◆ **What you are asked to do**: Can you quote the records below in full, word for word?

(Figure record extracts)
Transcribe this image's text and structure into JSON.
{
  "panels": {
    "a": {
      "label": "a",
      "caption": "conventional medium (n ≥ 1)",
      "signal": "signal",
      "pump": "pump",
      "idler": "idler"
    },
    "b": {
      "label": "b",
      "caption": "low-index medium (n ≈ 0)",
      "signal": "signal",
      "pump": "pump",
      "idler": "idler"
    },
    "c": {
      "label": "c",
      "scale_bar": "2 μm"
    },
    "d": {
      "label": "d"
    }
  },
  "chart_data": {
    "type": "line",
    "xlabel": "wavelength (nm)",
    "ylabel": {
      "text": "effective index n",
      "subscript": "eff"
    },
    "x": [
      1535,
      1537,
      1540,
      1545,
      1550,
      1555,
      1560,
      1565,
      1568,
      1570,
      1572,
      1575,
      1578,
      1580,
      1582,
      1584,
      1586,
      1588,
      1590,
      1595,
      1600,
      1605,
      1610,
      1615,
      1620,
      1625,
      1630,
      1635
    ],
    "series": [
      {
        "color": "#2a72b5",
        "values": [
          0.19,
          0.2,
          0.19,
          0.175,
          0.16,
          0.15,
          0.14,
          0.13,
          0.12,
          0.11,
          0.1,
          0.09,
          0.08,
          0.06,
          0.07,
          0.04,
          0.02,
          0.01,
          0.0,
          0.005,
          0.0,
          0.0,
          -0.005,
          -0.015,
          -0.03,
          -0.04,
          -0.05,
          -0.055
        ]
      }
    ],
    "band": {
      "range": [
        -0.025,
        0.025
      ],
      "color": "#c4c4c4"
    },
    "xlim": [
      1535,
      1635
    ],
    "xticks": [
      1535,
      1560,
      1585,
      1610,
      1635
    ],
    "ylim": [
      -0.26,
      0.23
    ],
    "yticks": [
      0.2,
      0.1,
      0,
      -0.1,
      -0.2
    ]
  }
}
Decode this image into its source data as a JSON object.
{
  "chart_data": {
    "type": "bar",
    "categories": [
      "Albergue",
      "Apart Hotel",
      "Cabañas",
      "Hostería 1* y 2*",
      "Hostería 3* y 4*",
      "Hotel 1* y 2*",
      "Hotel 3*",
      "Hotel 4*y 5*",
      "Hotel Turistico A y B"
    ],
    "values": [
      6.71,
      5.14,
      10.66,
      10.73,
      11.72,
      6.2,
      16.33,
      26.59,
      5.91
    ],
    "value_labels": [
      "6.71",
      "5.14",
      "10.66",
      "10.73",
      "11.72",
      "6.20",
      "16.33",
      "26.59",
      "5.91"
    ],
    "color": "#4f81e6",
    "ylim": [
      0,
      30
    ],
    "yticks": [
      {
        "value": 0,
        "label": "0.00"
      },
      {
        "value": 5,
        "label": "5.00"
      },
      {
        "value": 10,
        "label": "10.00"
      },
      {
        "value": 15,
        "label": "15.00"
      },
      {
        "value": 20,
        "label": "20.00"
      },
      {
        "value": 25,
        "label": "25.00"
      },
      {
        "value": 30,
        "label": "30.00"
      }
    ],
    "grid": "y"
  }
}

◆ **Exercise response**:
Transcribe this image's text and structure into JSON.
{
  "panels": {
    "a": {
      "label": "a",
      "caption": "conventional medium (n ≥ 1)",
      "signal": "signal",
      "pump": "pump",
      "idler": "idler"
    },
    "b": {
      "label": "b",
      "caption": "low-index medium (n ≈ 0)",
      "signal": "signal",
      "pump": "pump",
      "idler": "idler"
    },
    "c": {
      "label": "c",
      "scale_bar": "2 μm"
    },
    "d": {
      "label": "d"
    }
  },
  "chart_data": {
    "type": "line",
    "xlabel": "wavelength (nm)",
    "ylabel": {
      "text": "effective index n",
      "subscript": "eff"
    },
    "x": [
      1535,
      1537,
      1540,
      1545,
      1550,
      1555,
      1560,
      1565,
      1568,
      1570,
      1572,
      1575,
      1578,
      1580,
      1582,
      1584,
      1586,
      1588,
      1590,
      1595,
      1600,
      1605,
      1610,
      1615,
      1620,
      1625,
      1630,
      1635
    ],
    "series": [
      {
        "color": "#2a72b5",
        "values": [
          0.19,
          0.2,
          0.19,
          0.175,
          0.16,
          0.15,
          0.14,
          0.13,
          0.12,
          0.11,
          0.1,
          0.09,
          0.08,
          0.06,
          0.07,
          0.04,
          0.02,
          0.01,
          0.0,
          0.005,
          0.0,
          0.0,
          -0.005,
          -0.015,
          -0.03,
          -0.04,
          -0.05,
          -0.055
        ]
      }
    ],
    "band": {
      "range": [
        -0.025,
        0.025
      ],
      "color": "#c4c4c4"
    },
    "xlim": [
      1535,
      1635
    ],
    "xticks": [
      1535,
      1560,
      1585,
      1610,
      1635
    ],
    "ylim": [
      -0.26,
      0.23
    ],
    "yticks": [
      0.2,
      0.1,
      0,
      -0.1,
      -0.2
    ]
  }
}
Decode this image into its source data as a JSON object.
{
  "chart_data": {
    "type": "bar",
    "categories": [
      "Albergue",
      "Apart Hotel",
      "Cabañas",
      "Hostería 1* y 2*",
      "Hostería 3* y 4*",
      "Hotel 1* y 2*",
      "Hotel 3*",
      "Hotel 4*y 5*",
      "Hotel Turistico A y B"
    ],
    "values": [
      6.71,
      5.14,
      10.66,
      10.73,
      11.72,
      6.2,
      16.33,
      26.59,
      5.91
    ],
    "value_labels": [
      "6.71",
      "5.14",
      "10.66",
      "10.73",
      "11.72",
      "6.20",
      "16.33",
      "26.59",
      "5.91"
    ],
    "color": "#4f81e6",
    "ylim": [
      0,
      30
    ],
    "yticks": [
      {
        "value": 0,
        "label": "0.00"
      },
      {
        "value": 5,
        "label": "5.00"
      },
      {
        "value": 10,
        "label": "10.00"
      },
      {
        "value": 15,
        "label": "15.00"
      },
      {
        "value": 20,
        "label": "20.00"
      },
      {
        "value": 25,
        "label": "25.00"
      },
      {
        "value": 30,
        "label": "30.00"
      }
    ],
    "grid": "y"
  }
}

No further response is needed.